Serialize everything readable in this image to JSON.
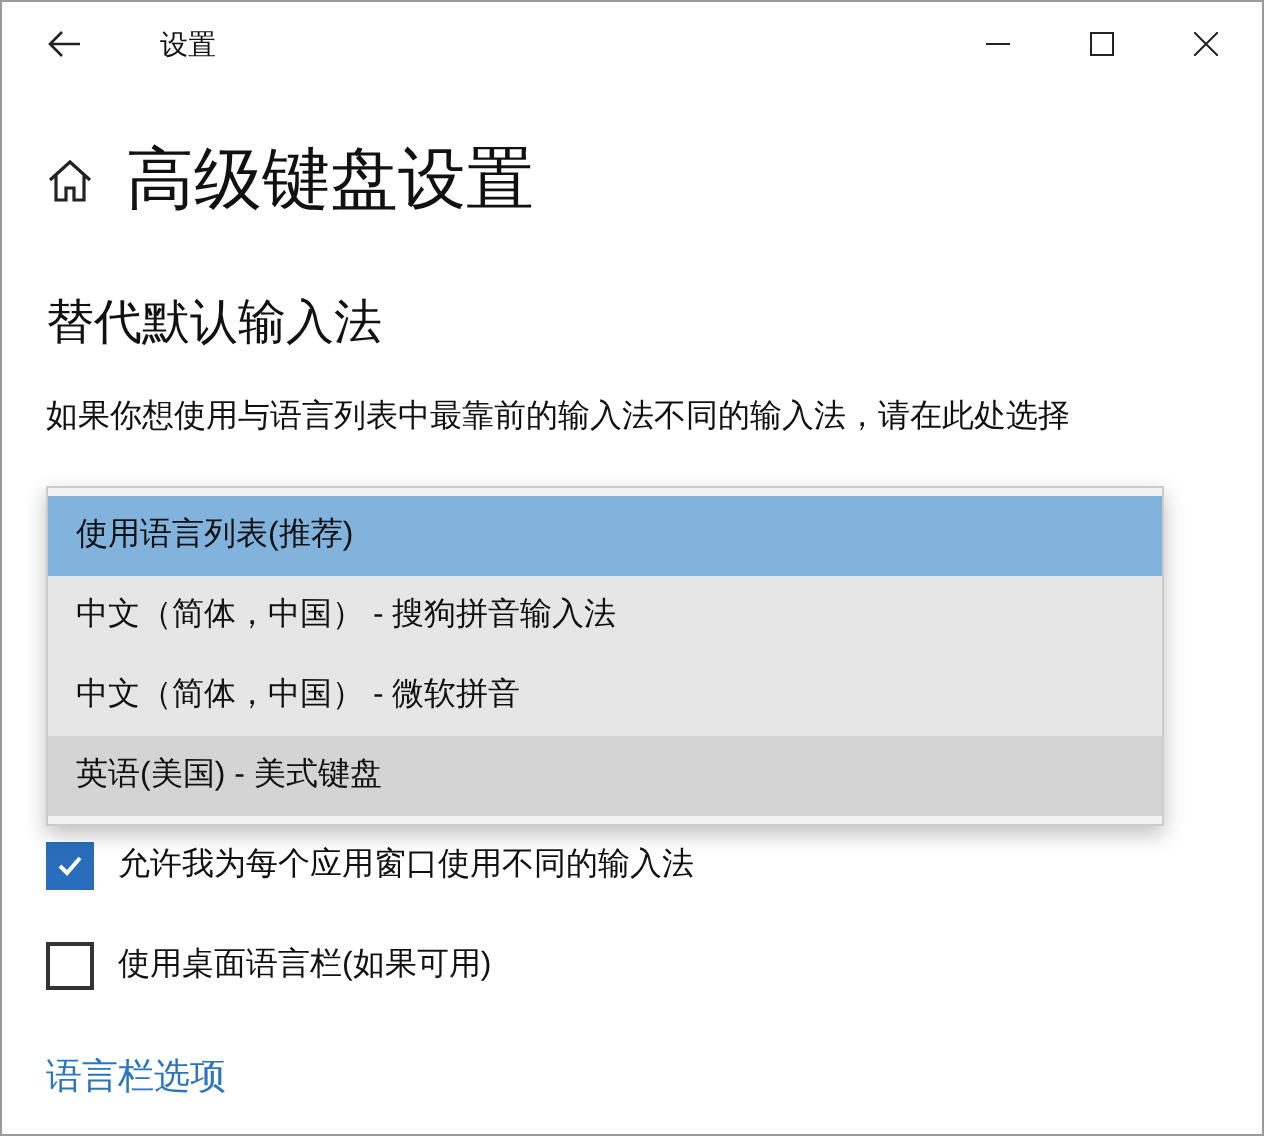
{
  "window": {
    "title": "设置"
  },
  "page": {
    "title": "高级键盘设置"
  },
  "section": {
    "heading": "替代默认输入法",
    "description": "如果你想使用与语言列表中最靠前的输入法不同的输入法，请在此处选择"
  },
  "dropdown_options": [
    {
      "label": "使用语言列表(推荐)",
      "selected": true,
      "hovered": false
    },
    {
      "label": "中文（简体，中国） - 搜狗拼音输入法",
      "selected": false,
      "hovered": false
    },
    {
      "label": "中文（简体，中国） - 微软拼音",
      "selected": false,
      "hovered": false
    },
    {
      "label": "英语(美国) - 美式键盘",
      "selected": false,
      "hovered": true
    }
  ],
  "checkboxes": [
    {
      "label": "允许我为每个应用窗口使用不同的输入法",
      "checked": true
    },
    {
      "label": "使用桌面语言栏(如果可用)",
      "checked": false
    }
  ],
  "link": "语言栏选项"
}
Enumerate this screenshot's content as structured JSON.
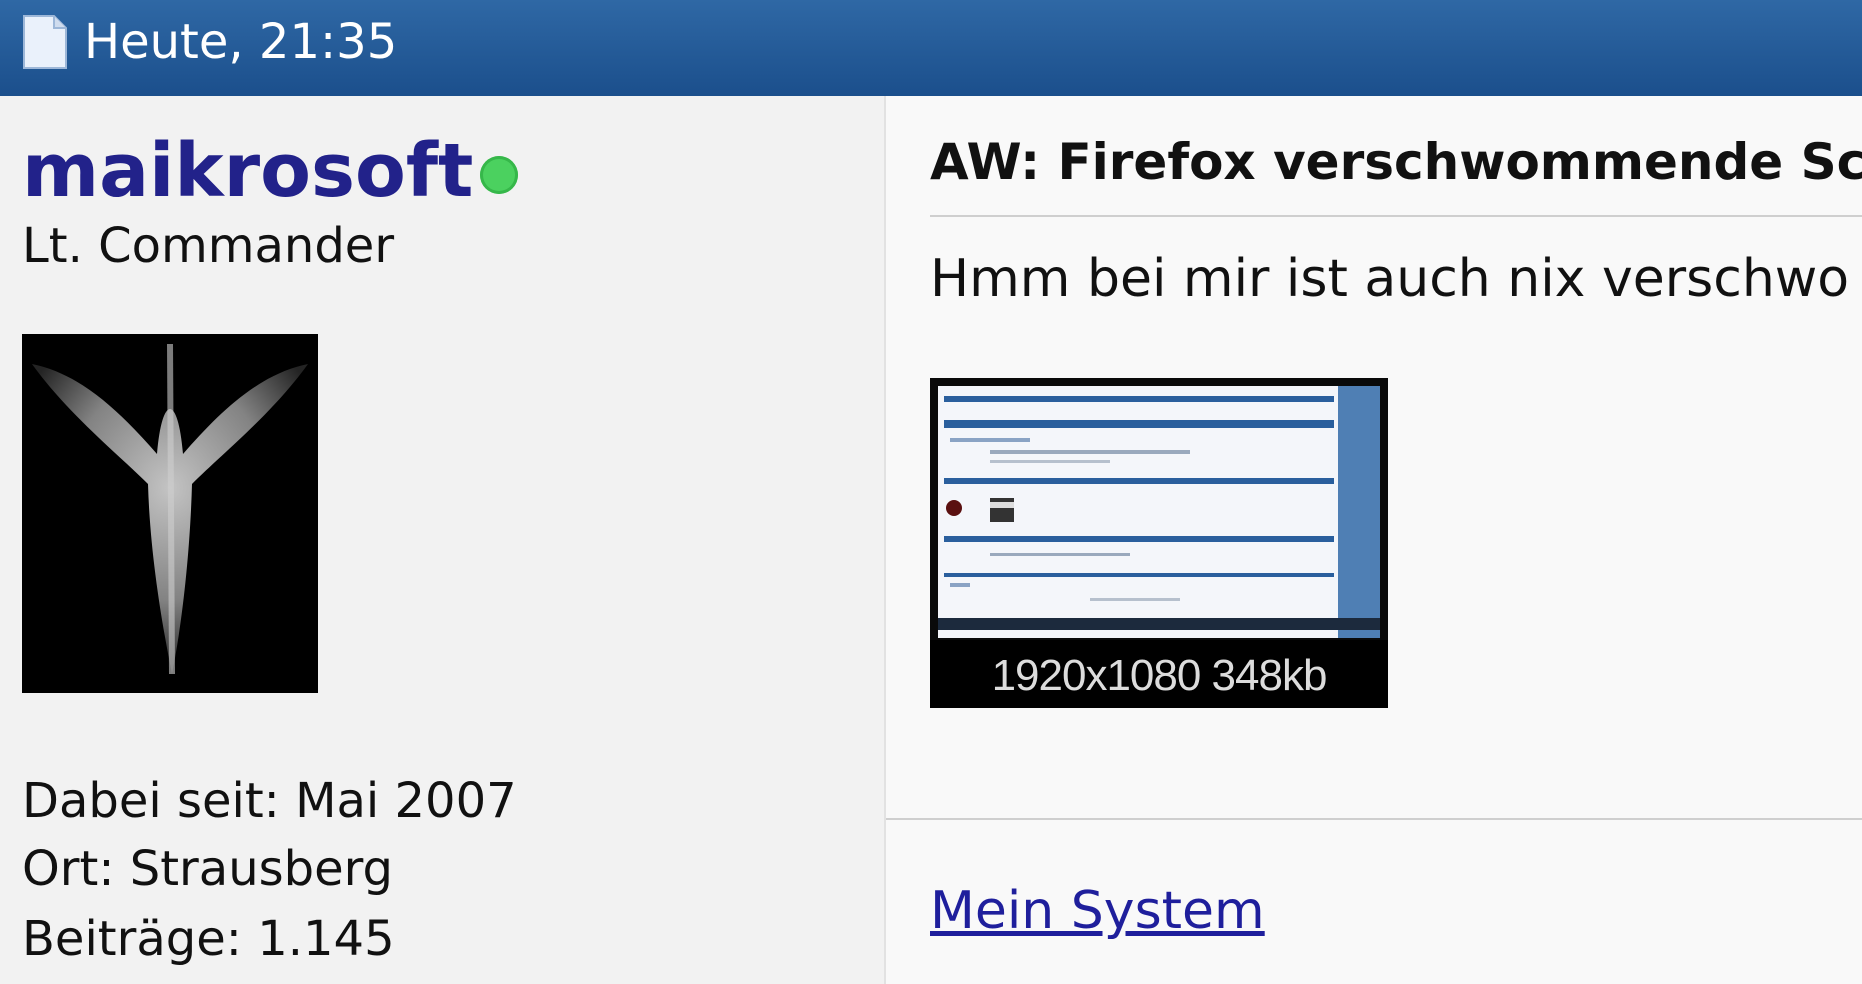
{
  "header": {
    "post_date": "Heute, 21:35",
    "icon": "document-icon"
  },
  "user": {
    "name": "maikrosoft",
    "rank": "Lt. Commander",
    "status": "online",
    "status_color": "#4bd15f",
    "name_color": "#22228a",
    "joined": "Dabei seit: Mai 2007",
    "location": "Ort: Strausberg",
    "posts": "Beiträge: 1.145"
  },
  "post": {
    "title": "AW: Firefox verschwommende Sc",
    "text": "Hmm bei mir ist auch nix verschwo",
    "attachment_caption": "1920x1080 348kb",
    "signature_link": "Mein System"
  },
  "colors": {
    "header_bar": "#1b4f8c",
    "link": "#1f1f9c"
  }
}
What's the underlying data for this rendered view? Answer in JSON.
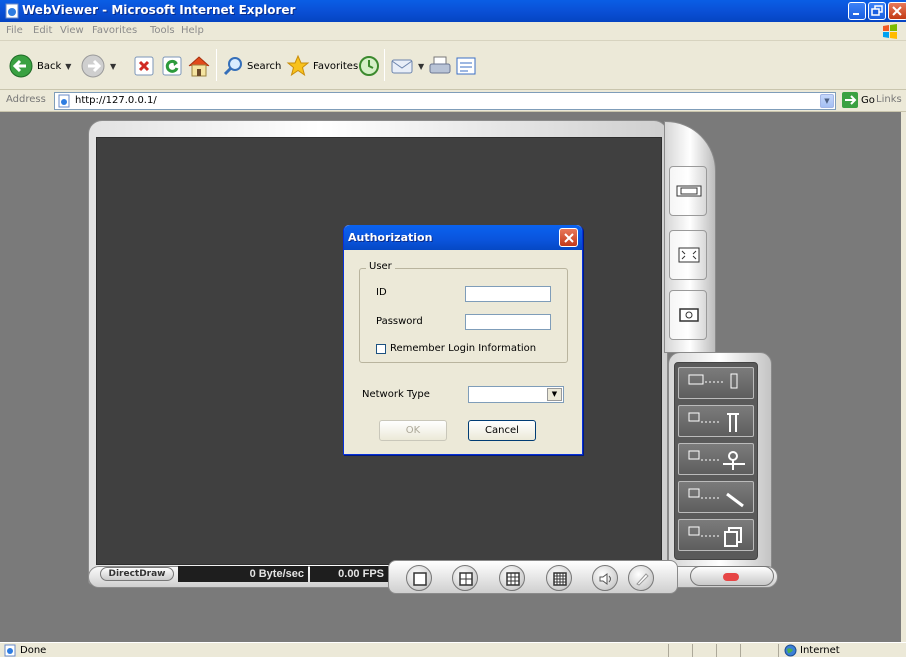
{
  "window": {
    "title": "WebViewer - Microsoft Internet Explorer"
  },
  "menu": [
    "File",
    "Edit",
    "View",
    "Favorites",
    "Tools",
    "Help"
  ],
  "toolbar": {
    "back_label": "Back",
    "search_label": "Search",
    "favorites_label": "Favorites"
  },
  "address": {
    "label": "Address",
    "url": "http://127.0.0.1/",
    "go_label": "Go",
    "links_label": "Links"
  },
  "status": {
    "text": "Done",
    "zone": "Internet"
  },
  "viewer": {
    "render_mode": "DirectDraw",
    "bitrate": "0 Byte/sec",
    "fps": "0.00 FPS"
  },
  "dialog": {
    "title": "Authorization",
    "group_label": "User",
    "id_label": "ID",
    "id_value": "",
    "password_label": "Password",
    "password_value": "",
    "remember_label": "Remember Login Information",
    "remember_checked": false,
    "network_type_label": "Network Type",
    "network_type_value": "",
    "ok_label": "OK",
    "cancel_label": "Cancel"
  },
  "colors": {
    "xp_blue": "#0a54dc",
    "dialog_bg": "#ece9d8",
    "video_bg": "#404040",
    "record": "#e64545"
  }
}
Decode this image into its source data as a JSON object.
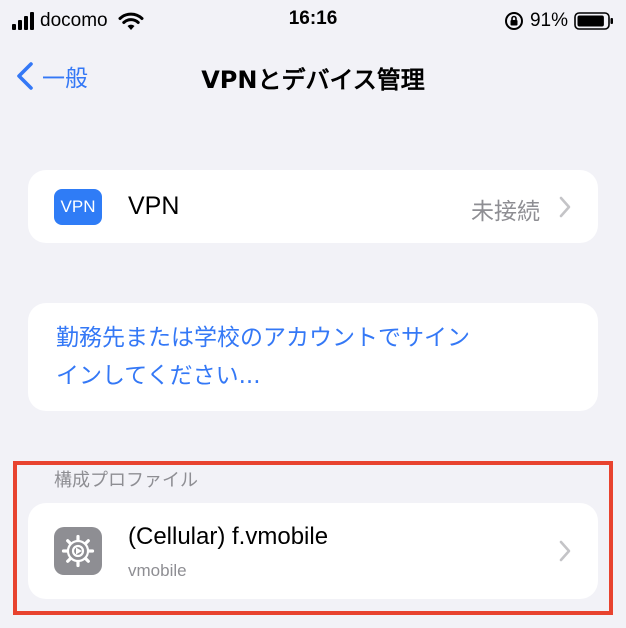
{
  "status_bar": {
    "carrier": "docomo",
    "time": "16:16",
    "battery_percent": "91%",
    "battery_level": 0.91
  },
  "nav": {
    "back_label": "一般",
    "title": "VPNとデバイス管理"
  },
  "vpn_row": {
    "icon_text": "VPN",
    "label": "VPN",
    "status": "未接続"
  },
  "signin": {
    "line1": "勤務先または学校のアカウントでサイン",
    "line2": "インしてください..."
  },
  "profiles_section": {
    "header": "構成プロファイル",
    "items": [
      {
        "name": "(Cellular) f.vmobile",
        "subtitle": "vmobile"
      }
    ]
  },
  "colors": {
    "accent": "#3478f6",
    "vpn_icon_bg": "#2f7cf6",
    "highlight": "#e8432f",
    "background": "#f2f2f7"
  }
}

__________________________________________________

» To be done: Find the string "Internet" in the listing and return every line that holds it.

» Output of the exercise:
    "title": "WebViewer - Microsoft Internet Explorer"
    "zone": "Internet"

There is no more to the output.